### INSTRUCTION
Look through the data below. Collect every line where the word "ylabel" occurs.
┏━━
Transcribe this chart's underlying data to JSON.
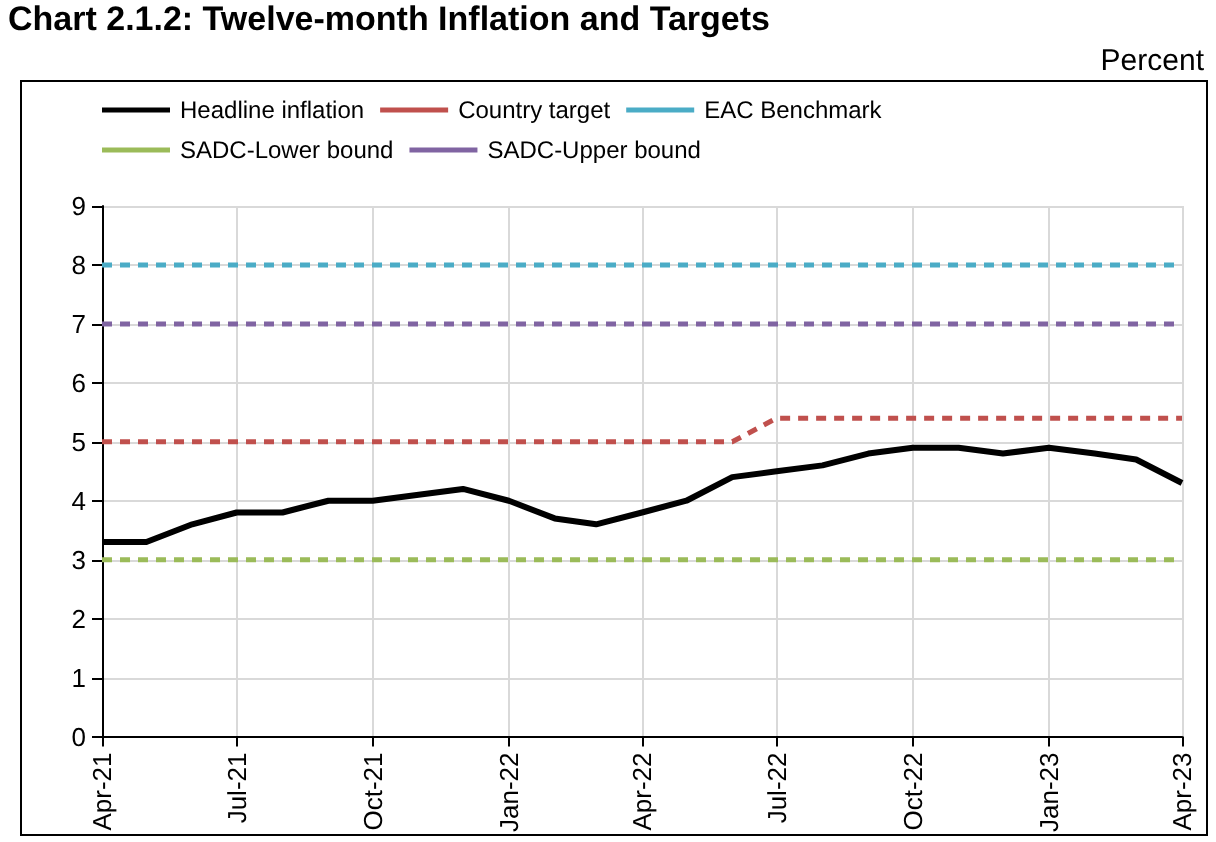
{
  "chart_data": {
    "type": "line",
    "title": "Chart 2.1.2: Twelve-month Inflation and Targets",
    "ylabel": "Percent",
    "x": [
      "2021-04",
      "2021-05",
      "2021-06",
      "2021-07",
      "2021-08",
      "2021-09",
      "2021-10",
      "2021-11",
      "2021-12",
      "2022-01",
      "2022-02",
      "2022-03",
      "2022-04",
      "2022-05",
      "2022-06",
      "2022-07",
      "2022-08",
      "2022-09",
      "2022-10",
      "2022-11",
      "2022-12",
      "2023-01",
      "2023-02",
      "2023-03",
      "2023-04"
    ],
    "series": [
      {
        "name": "Headline inflation",
        "color": "#000000",
        "line_style": "solid",
        "values": [
          3.3,
          3.3,
          3.6,
          3.8,
          3.8,
          4.0,
          4.0,
          4.1,
          4.2,
          4.0,
          3.7,
          3.6,
          3.8,
          4.0,
          4.4,
          4.5,
          4.6,
          4.8,
          4.9,
          4.9,
          4.8,
          4.9,
          4.8,
          4.7,
          4.3
        ]
      },
      {
        "name": "Country target",
        "color": "#c0504d",
        "line_style": "dashed",
        "values": [
          5,
          5,
          5,
          5,
          5,
          5,
          5,
          5,
          5,
          5,
          5,
          5,
          5,
          5,
          5,
          5.4,
          5.4,
          5.4,
          5.4,
          5.4,
          5.4,
          5.4,
          5.4,
          5.4,
          5.4
        ]
      },
      {
        "name": "EAC Benchmark",
        "color": "#4bacc6",
        "line_style": "dashed",
        "values": [
          8,
          8,
          8,
          8,
          8,
          8,
          8,
          8,
          8,
          8,
          8,
          8,
          8,
          8,
          8,
          8,
          8,
          8,
          8,
          8,
          8,
          8,
          8,
          8,
          8
        ]
      },
      {
        "name": "SADC-Lower bound",
        "color": "#9bbb59",
        "line_style": "dashed",
        "values": [
          3,
          3,
          3,
          3,
          3,
          3,
          3,
          3,
          3,
          3,
          3,
          3,
          3,
          3,
          3,
          3,
          3,
          3,
          3,
          3,
          3,
          3,
          3,
          3,
          3
        ]
      },
      {
        "name": "SADC-Upper bound",
        "color": "#8064a2",
        "line_style": "dashed",
        "values": [
          7,
          7,
          7,
          7,
          7,
          7,
          7,
          7,
          7,
          7,
          7,
          7,
          7,
          7,
          7,
          7,
          7,
          7,
          7,
          7,
          7,
          7,
          7,
          7,
          7
        ]
      }
    ],
    "xlim": [
      "2021-04",
      "2023-04"
    ],
    "xticks": [
      {
        "value": "2021-04",
        "label": "Apr-21"
      },
      {
        "value": "2021-07",
        "label": "Jul-21"
      },
      {
        "value": "2021-10",
        "label": "Oct-21"
      },
      {
        "value": "2022-01",
        "label": "Jan-22"
      },
      {
        "value": "2022-04",
        "label": "Apr-22"
      },
      {
        "value": "2022-07",
        "label": "Jul-22"
      },
      {
        "value": "2022-10",
        "label": "Oct-22"
      },
      {
        "value": "2023-01",
        "label": "Jan-23"
      },
      {
        "value": "2023-04",
        "label": "Apr-23"
      }
    ],
    "ylim": [
      0,
      9
    ],
    "yticks": [
      0,
      1,
      2,
      3,
      4,
      5,
      6,
      7,
      8,
      9
    ],
    "grid": true,
    "legend": "top",
    "marker": "none"
  }
}
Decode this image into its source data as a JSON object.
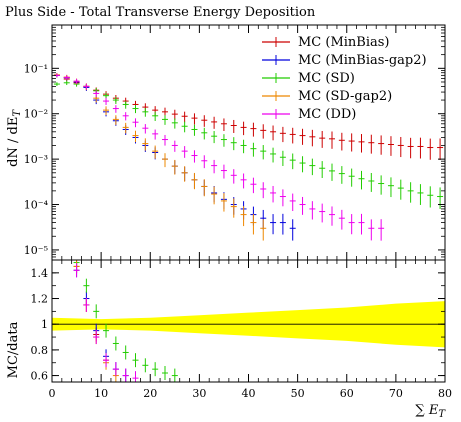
{
  "chart_data": [
    {
      "type": "line",
      "title": "Plus Side - Total Transverse Energy Deposition",
      "ylabel": "dN / dE_T",
      "yscale": "log",
      "xlim": [
        0,
        80
      ],
      "ylim": [
        6e-06,
        0.9
      ],
      "yticks": [
        {
          "value": 0.1,
          "label": "10⁻¹"
        },
        {
          "value": 0.01,
          "label": "10⁻²"
        },
        {
          "value": 0.001,
          "label": "10⁻³"
        },
        {
          "value": 0.0001,
          "label": "10⁻⁴"
        },
        {
          "value": 1e-05,
          "label": "10⁻⁵"
        }
      ],
      "legend_position": "top-right",
      "series": [
        {
          "name": "MC (MinBias)",
          "color": "#cc0000",
          "x": [
            1,
            3,
            5,
            7,
            9,
            11,
            13,
            15,
            17,
            19,
            21,
            23,
            25,
            27,
            29,
            31,
            33,
            35,
            37,
            39,
            41,
            43,
            45,
            47,
            49,
            51,
            53,
            55,
            57,
            59,
            61,
            63,
            65,
            67,
            69,
            71,
            73,
            75,
            77,
            79
          ],
          "y": [
            0.07,
            0.058,
            0.048,
            0.04,
            0.033,
            0.027,
            0.022,
            0.019,
            0.016,
            0.014,
            0.012,
            0.011,
            0.0098,
            0.0088,
            0.008,
            0.0072,
            0.0066,
            0.006,
            0.0055,
            0.005,
            0.0047,
            0.0043,
            0.004,
            0.0037,
            0.0035,
            0.0033,
            0.0031,
            0.0029,
            0.0028,
            0.0026,
            0.0025,
            0.0024,
            0.0023,
            0.0022,
            0.0021,
            0.002,
            0.0019,
            0.0019,
            0.0018,
            0.0018
          ]
        },
        {
          "name": "MC (MinBias-gap2)",
          "color": "#0000dd",
          "x": [
            1,
            3,
            5,
            7,
            9,
            11,
            13,
            15,
            17,
            19,
            21,
            23,
            25,
            27,
            29,
            31,
            33,
            35,
            37,
            39,
            41,
            43,
            45,
            47,
            49
          ],
          "y": [
            0.07,
            0.062,
            0.05,
            0.038,
            0.02,
            0.011,
            0.007,
            0.0045,
            0.003,
            0.002,
            0.0014,
            0.001,
            0.0007,
            0.0005,
            0.00035,
            0.00025,
            0.00018,
            0.00013,
            0.0001,
            8e-05,
            6e-05,
            5e-05,
            4e-05,
            4e-05,
            3e-05
          ]
        },
        {
          "name": "MC (SD)",
          "color": "#22cc00",
          "x": [
            1,
            3,
            5,
            7,
            9,
            11,
            13,
            15,
            17,
            19,
            21,
            23,
            25,
            27,
            29,
            31,
            33,
            35,
            37,
            39,
            41,
            43,
            45,
            47,
            49,
            51,
            53,
            55,
            57,
            59,
            61,
            63,
            65,
            67,
            69,
            71,
            73,
            75,
            77,
            79
          ],
          "y": [
            0.045,
            0.048,
            0.045,
            0.04,
            0.032,
            0.025,
            0.02,
            0.016,
            0.013,
            0.011,
            0.009,
            0.0075,
            0.0063,
            0.0053,
            0.0045,
            0.0038,
            0.0032,
            0.0027,
            0.0023,
            0.002,
            0.0017,
            0.0015,
            0.0013,
            0.0011,
            0.00095,
            0.00082,
            0.00072,
            0.00063,
            0.00055,
            0.00048,
            0.00042,
            0.00037,
            0.00033,
            0.00029,
            0.00026,
            0.00023,
            0.0002,
            0.00018,
            0.00016,
            0.00015
          ]
        },
        {
          "name": "MC (SD-gap2)",
          "color": "#ee8800",
          "x": [
            1,
            3,
            5,
            7,
            9,
            11,
            13,
            15,
            17,
            19,
            21,
            23,
            25,
            27,
            29,
            31,
            33,
            35,
            37,
            39,
            41,
            43
          ],
          "y": [
            0.072,
            0.064,
            0.052,
            0.04,
            0.022,
            0.012,
            0.0075,
            0.005,
            0.0033,
            0.0022,
            0.0015,
            0.001,
            0.0007,
            0.0005,
            0.00035,
            0.00025,
            0.00017,
            0.00012,
            9e-05,
            6e-05,
            4e-05,
            3e-05
          ]
        },
        {
          "name": "MC (DD)",
          "color": "#ee00ee",
          "x": [
            1,
            3,
            5,
            7,
            9,
            11,
            13,
            15,
            17,
            19,
            21,
            23,
            25,
            27,
            29,
            31,
            33,
            35,
            37,
            39,
            41,
            43,
            45,
            47,
            49,
            51,
            53,
            55,
            57,
            59,
            61,
            63,
            65,
            67
          ],
          "y": [
            0.07,
            0.063,
            0.052,
            0.04,
            0.028,
            0.019,
            0.013,
            0.009,
            0.0065,
            0.0048,
            0.0036,
            0.0027,
            0.002,
            0.0015,
            0.0012,
            0.00092,
            0.00072,
            0.00056,
            0.00044,
            0.00035,
            0.00028,
            0.00022,
            0.00018,
            0.00015,
            0.00012,
            0.0001,
            8e-05,
            7e-05,
            6e-05,
            5e-05,
            4e-05,
            4e-05,
            3e-05,
            3e-05
          ]
        }
      ]
    },
    {
      "type": "line",
      "ylabel": "MC/data",
      "xlabel": "∑ E_T",
      "xlim": [
        0,
        80
      ],
      "ylim": [
        0.55,
        1.5
      ],
      "xticks": [
        0,
        10,
        20,
        30,
        40,
        50,
        60,
        70,
        80
      ],
      "yticks": [
        {
          "value": 1.4,
          "label": "1.4"
        },
        {
          "value": 1.2,
          "label": "1.2"
        },
        {
          "value": 1.0,
          "label": "1"
        },
        {
          "value": 0.8,
          "label": "0.8"
        },
        {
          "value": 0.6,
          "label": "0.6"
        }
      ],
      "reference_line": 1.0,
      "uncertainty_band": {
        "color": "#ffff00",
        "x": [
          0,
          10,
          20,
          30,
          40,
          50,
          60,
          70,
          80
        ],
        "halfwidth": [
          0.05,
          0.04,
          0.05,
          0.07,
          0.09,
          0.11,
          0.13,
          0.16,
          0.18
        ]
      },
      "series": [
        {
          "name": "MC (MinBias)",
          "color": "#cc0000",
          "x": [
            5,
            7,
            9,
            11
          ],
          "y": [
            1.45,
            1.15,
            0.92,
            0.72
          ]
        },
        {
          "name": "MC (MinBias-gap2)",
          "color": "#0000dd",
          "x": [
            5,
            7,
            9,
            11,
            13,
            15
          ],
          "y": [
            1.42,
            1.2,
            0.95,
            0.75,
            0.65,
            0.6
          ]
        },
        {
          "name": "MC (SD)",
          "color": "#22cc00",
          "x": [
            5,
            7,
            9,
            11,
            13,
            15,
            17,
            19,
            21,
            23,
            25
          ],
          "y": [
            1.48,
            1.3,
            1.1,
            0.95,
            0.85,
            0.78,
            0.72,
            0.68,
            0.65,
            0.62,
            0.6
          ]
        },
        {
          "name": "MC (SD-gap2)",
          "color": "#ee8800",
          "x": [
            5,
            7,
            9,
            11,
            13
          ],
          "y": [
            1.45,
            1.15,
            0.9,
            0.7,
            0.6
          ]
        },
        {
          "name": "MC (DD)",
          "color": "#ee00ee",
          "x": [
            5,
            7,
            9,
            11,
            13,
            15,
            17
          ],
          "y": [
            1.42,
            1.15,
            0.9,
            0.72,
            0.65,
            0.6,
            0.58
          ]
        }
      ]
    }
  ]
}
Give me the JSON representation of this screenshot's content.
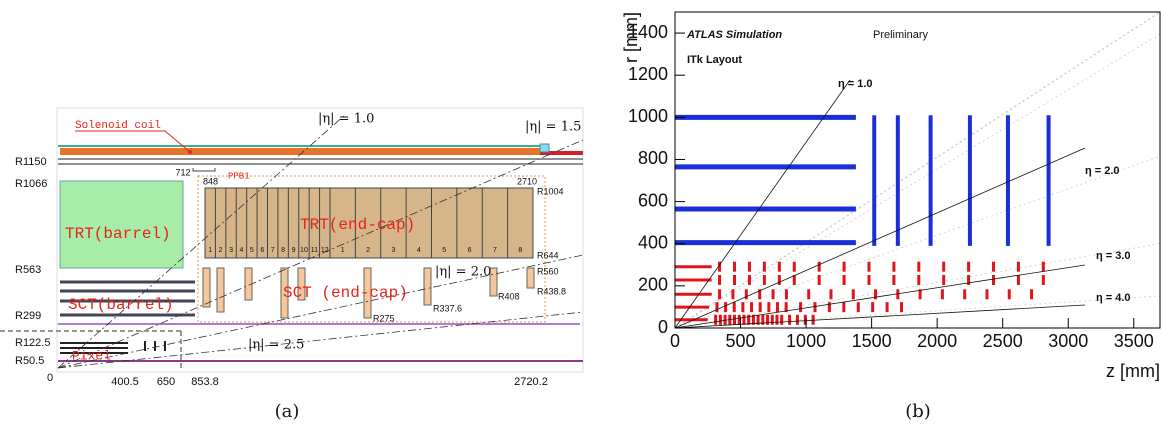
{
  "panel_a": {
    "caption": "(a)",
    "eta_labels": [
      "|η| = 1.0",
      "|η| = 1.5",
      "|η| = 2.0",
      "|η| = 2.5"
    ],
    "solenoid": "Solenoid coil",
    "ppb": "PPB1",
    "trt_barrel": "TRT(barrel)",
    "trt_endcap": "TRT(end-cap)",
    "sct_barrel": "SCT(barrel)",
    "sct_endcap": "SCT (end-cap)",
    "pixel": "Pixel",
    "r_labels": [
      "R1150",
      "R1066",
      "R563",
      "R299",
      "R122.5",
      "R50.5"
    ],
    "z_labels": [
      "0",
      "400.5",
      "650",
      "853.8",
      "2720.2"
    ],
    "dimension_labels": [
      "712",
      "848",
      "2710",
      "R1004",
      "R644",
      "R560",
      "R438.8",
      "R408",
      "R337.6",
      "R275"
    ],
    "trt_wheels_a": [
      "1",
      "2",
      "3",
      "4",
      "5",
      "6",
      "7",
      "8",
      "9",
      "10",
      "11",
      "12"
    ],
    "trt_wheels_b": [
      "1",
      "2",
      "3",
      "4",
      "5",
      "6",
      "7",
      "8"
    ]
  },
  "panel_b": {
    "caption": "(b)",
    "title": "ATLAS Simulation",
    "subtitle": "Preliminary",
    "layout_label": "ITk Layout",
    "x_label": "z [mm]",
    "y_label": "r [mm]",
    "xlim": [
      0,
      3700
    ],
    "ylim": [
      0,
      1500
    ],
    "xticks": [
      0,
      500,
      1000,
      1500,
      2000,
      2500,
      3000,
      3500
    ],
    "yticks": [
      0,
      200,
      400,
      600,
      800,
      1000,
      1200,
      1400
    ],
    "eta_labels": [
      "η = 1.0",
      "η = 2.0",
      "η = 3.0",
      "η = 4.0"
    ]
  }
}
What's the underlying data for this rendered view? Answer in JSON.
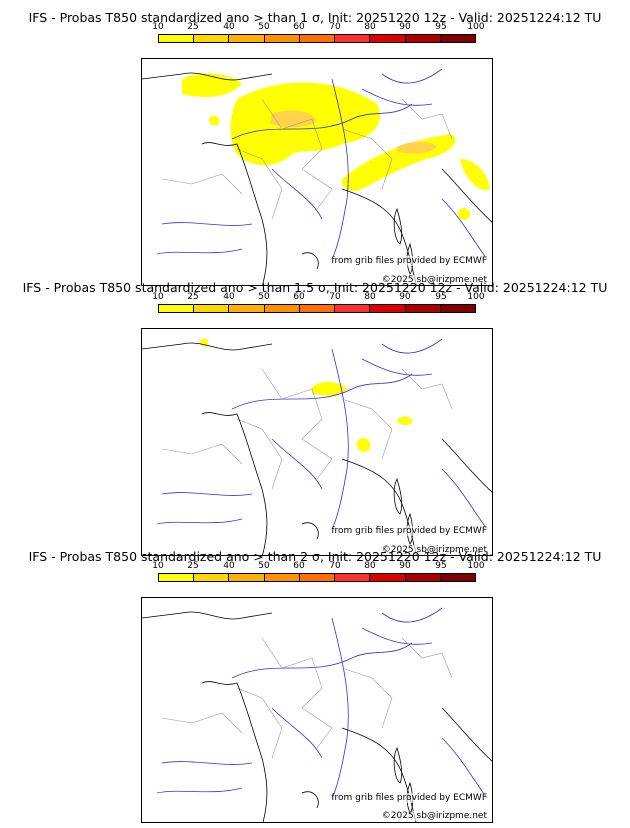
{
  "colorbar": {
    "ticks": [
      "10",
      "25",
      "40",
      "50",
      "60",
      "70",
      "80",
      "90",
      "95",
      "100"
    ],
    "colors": [
      "#ffff00",
      "#ffd700",
      "#ffb000",
      "#ff9000",
      "#ff7000",
      "#ff3030",
      "#dd0000",
      "#aa0000",
      "#800000",
      "#550000"
    ]
  },
  "credits": {
    "source": "from grib files provided by ECMWF",
    "copyright": "©2025 sb@irizpme.net"
  },
  "panels": [
    {
      "title": "IFS - Probas T850  standardized ano > than 1 σ, Init: 20251220 12z - Valid: 20251224:12 TU"
    },
    {
      "title": "IFS - Probas T850  standardized ano > than 1.5 σ, Init: 20251220 12z - Valid: 20251224:12 TU"
    },
    {
      "title": "IFS - Probas T850  standardized ano > than 2 σ, Init: 20251220 12z - Valid: 20251224:12 TU"
    }
  ]
}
┗━━
### ANSWER IN FULL
    "ylabel": "Percent",
      "ylabel": "dN / dE_T",
      "ylabel": "MC/data",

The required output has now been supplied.